**What you should do**
Only the number is wanted: count the lines that contain "وإذا".

#####

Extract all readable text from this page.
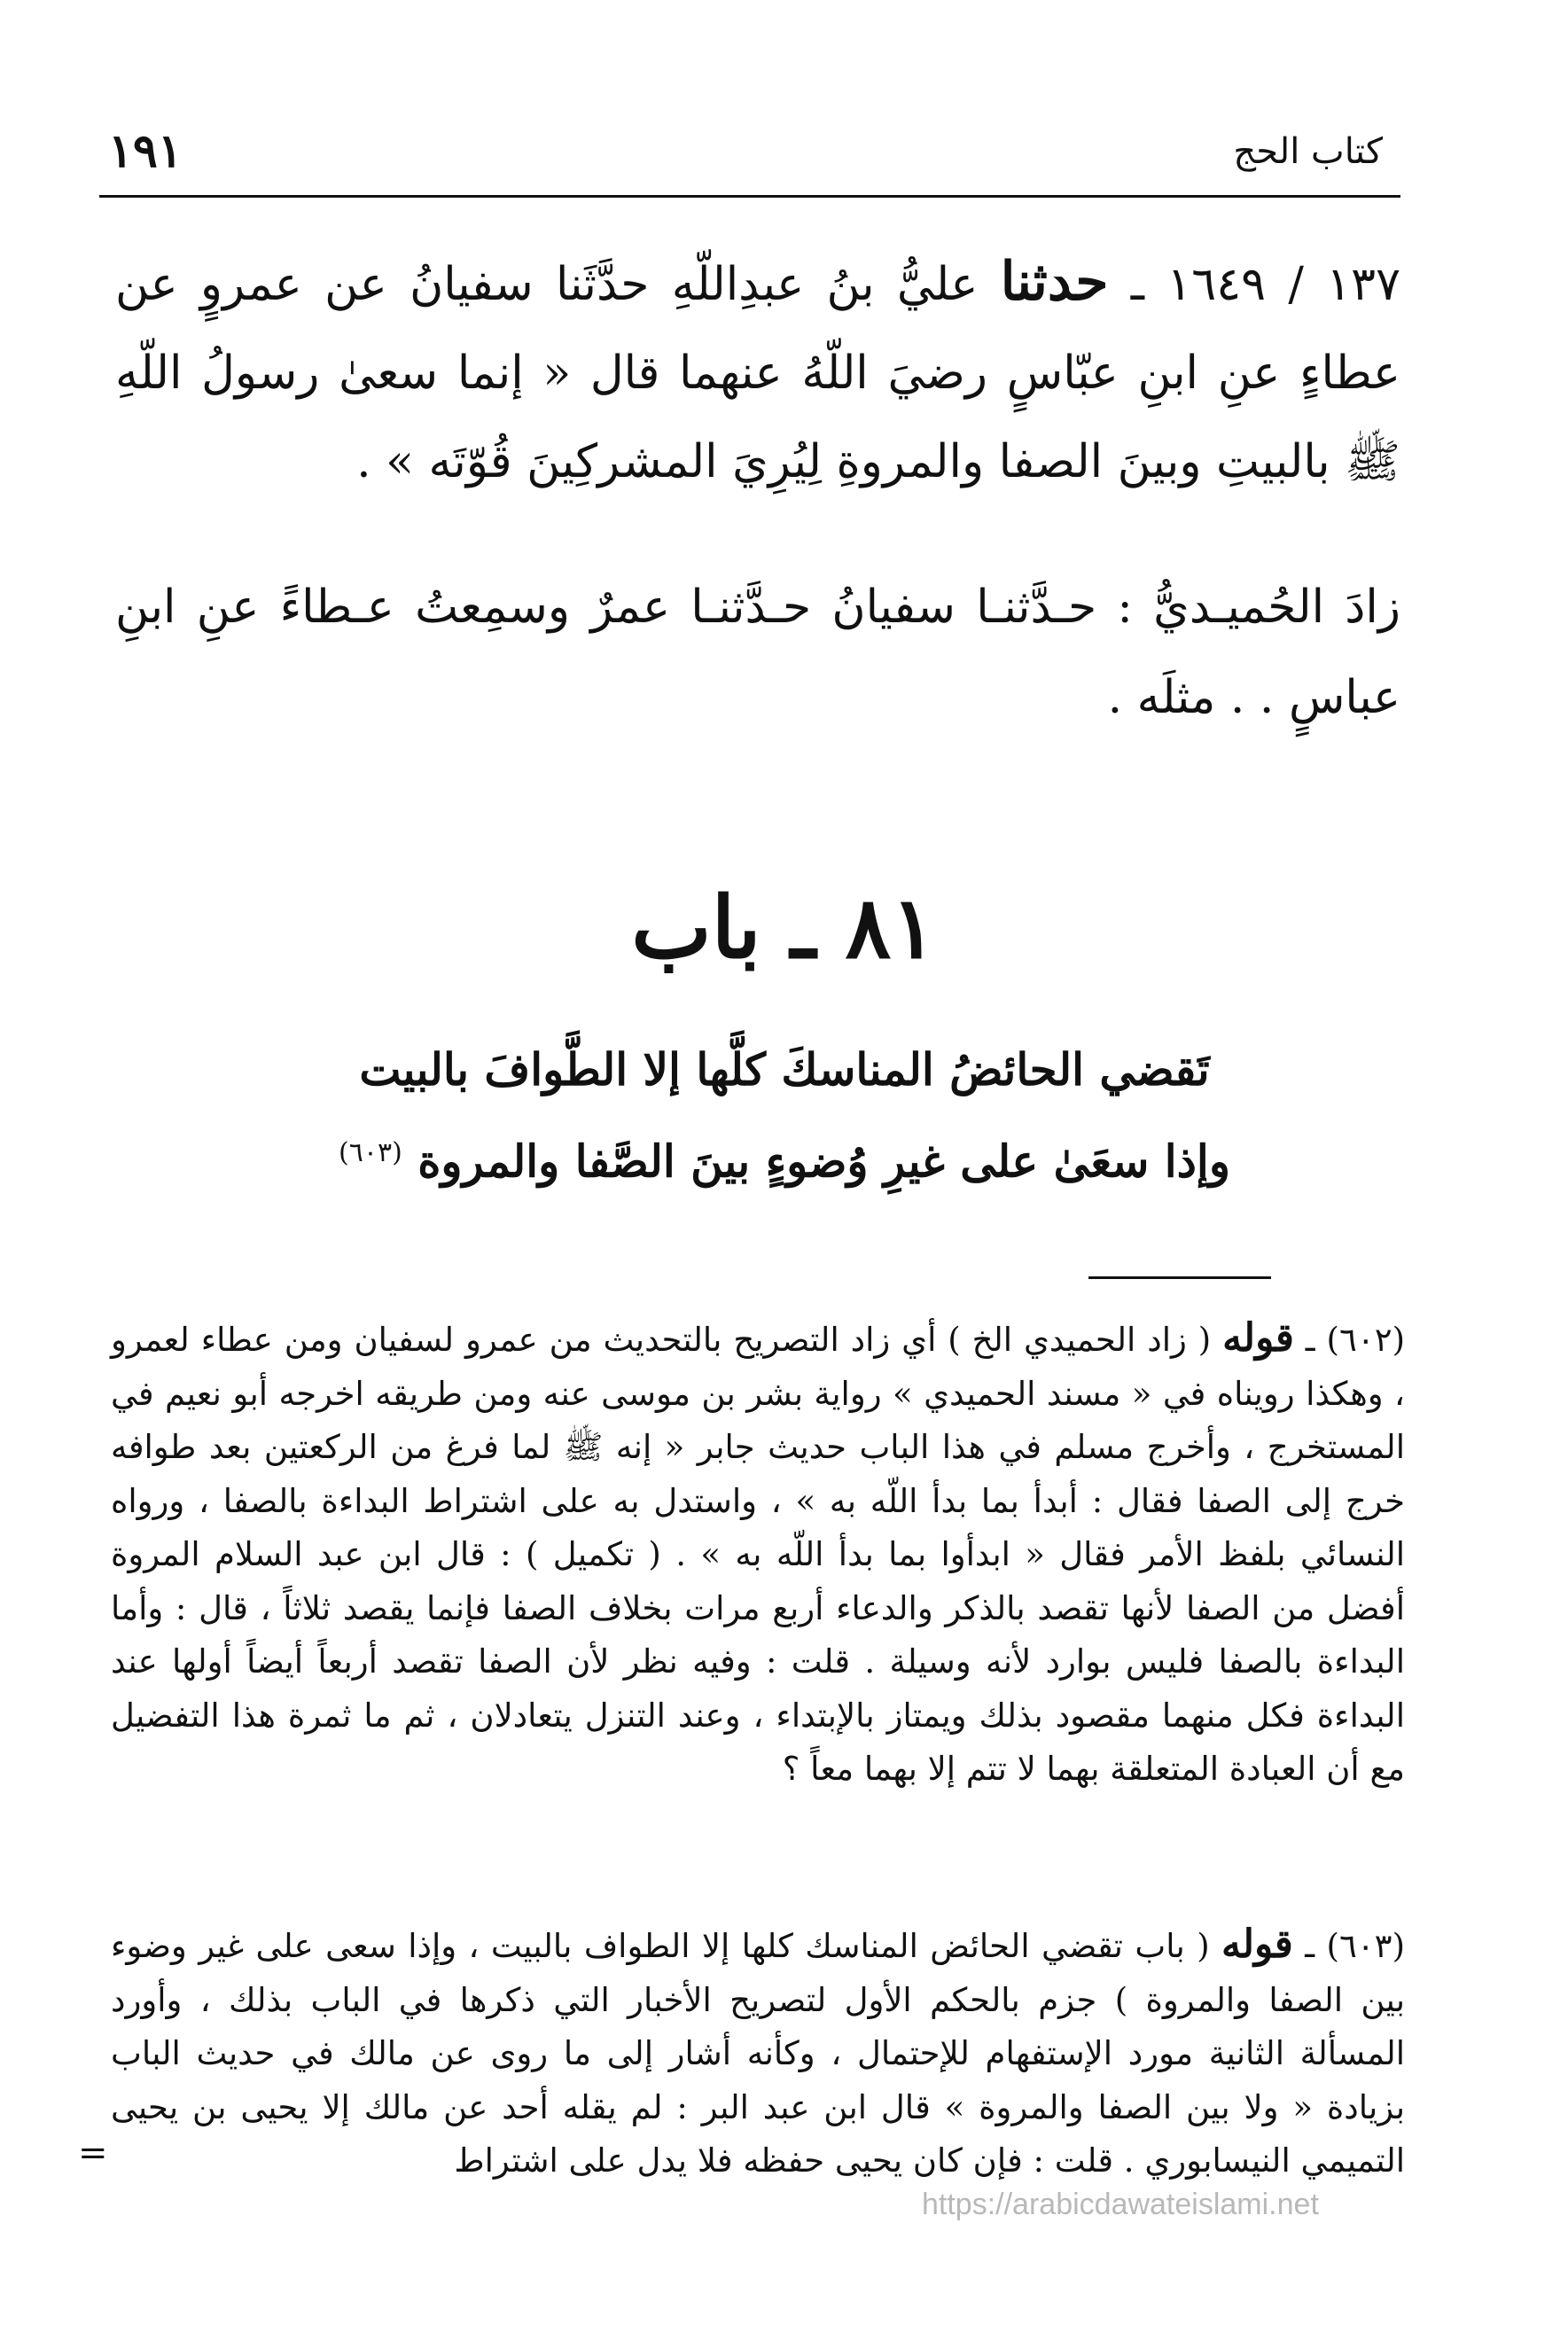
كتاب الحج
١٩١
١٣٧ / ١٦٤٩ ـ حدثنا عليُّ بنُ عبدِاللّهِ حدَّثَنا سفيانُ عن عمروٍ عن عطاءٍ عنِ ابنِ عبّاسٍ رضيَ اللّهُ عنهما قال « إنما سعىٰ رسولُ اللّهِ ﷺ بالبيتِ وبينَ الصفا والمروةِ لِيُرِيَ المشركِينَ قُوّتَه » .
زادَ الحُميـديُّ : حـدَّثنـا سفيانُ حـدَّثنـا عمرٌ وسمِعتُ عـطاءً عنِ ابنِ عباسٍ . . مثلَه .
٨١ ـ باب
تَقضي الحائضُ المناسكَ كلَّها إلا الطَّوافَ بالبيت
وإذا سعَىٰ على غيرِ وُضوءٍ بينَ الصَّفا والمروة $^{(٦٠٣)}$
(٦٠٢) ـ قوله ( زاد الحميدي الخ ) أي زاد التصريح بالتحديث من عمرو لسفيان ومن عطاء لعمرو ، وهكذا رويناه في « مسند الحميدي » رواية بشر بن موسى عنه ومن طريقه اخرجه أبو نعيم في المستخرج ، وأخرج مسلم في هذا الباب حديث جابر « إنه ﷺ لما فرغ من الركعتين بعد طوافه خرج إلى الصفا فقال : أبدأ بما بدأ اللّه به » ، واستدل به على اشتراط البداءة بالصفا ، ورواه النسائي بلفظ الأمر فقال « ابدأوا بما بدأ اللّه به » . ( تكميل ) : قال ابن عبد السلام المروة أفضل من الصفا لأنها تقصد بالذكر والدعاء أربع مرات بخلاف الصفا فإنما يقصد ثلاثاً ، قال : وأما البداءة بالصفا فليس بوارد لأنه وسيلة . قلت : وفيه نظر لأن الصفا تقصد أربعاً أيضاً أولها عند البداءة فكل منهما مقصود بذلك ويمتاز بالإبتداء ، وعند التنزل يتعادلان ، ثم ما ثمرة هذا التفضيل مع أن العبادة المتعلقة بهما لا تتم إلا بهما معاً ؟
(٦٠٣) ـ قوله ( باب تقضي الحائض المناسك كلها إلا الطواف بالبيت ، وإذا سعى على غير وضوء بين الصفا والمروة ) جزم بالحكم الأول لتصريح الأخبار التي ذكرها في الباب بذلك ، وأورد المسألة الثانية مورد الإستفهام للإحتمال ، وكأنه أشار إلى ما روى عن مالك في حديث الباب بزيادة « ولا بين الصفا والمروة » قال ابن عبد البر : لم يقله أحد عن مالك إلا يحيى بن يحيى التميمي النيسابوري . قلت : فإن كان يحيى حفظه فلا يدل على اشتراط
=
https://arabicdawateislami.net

#####

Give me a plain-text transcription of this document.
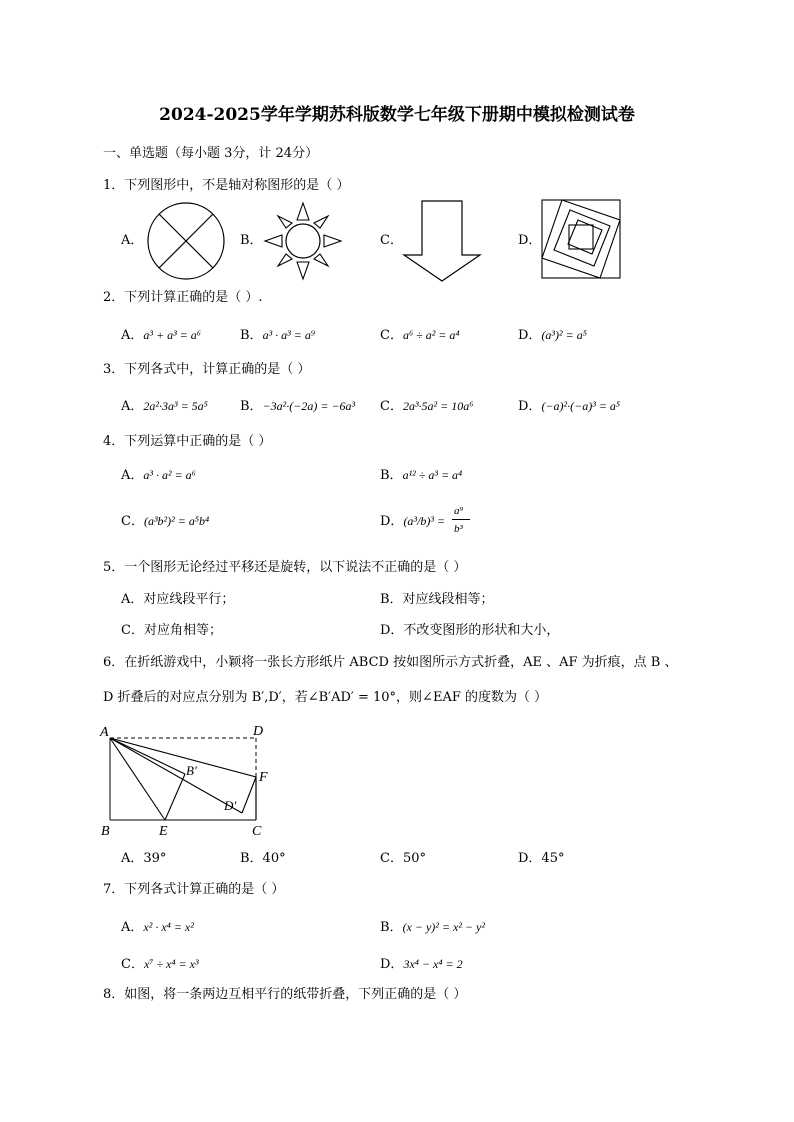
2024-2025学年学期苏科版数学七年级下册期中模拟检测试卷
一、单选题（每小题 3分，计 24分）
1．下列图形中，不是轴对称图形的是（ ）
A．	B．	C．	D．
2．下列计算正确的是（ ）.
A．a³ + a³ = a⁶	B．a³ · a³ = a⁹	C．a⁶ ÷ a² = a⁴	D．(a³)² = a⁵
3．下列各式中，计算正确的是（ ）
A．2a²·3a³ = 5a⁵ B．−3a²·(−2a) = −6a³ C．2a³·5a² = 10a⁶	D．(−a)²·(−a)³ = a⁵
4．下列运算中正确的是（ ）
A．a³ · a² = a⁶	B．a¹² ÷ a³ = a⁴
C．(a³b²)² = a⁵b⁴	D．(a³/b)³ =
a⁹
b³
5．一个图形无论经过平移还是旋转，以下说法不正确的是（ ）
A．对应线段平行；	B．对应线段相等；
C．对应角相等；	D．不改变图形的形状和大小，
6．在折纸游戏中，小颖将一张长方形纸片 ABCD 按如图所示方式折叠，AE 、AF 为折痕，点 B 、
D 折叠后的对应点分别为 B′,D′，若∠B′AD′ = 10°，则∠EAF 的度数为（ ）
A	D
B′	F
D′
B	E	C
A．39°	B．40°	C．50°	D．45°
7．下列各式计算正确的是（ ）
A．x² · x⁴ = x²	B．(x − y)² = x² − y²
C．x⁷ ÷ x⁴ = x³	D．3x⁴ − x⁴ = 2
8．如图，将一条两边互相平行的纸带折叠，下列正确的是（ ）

#####

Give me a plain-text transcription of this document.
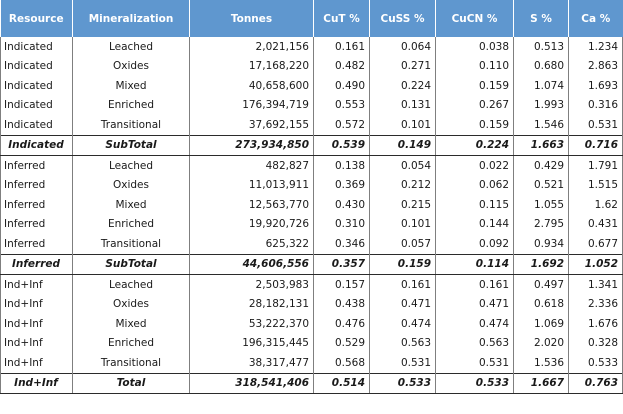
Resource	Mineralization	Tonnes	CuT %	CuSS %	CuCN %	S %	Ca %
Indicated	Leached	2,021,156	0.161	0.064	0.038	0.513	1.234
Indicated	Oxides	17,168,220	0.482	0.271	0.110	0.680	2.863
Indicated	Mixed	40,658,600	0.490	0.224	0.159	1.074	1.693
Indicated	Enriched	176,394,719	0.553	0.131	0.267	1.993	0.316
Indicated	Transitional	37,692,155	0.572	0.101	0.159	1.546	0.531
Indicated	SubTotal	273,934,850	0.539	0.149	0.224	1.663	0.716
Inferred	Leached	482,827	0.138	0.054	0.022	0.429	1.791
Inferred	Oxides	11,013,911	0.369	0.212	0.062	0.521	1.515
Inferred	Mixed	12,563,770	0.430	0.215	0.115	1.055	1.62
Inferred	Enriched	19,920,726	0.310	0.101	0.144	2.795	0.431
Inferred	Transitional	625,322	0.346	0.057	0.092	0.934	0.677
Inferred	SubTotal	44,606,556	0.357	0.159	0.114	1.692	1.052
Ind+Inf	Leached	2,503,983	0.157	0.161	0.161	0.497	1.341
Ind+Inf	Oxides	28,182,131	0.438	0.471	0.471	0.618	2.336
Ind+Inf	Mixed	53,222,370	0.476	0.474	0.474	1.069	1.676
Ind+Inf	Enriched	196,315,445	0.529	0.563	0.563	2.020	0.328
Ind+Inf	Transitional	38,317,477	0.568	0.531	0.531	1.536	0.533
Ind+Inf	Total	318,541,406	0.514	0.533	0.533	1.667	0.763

#####

**Reply**
2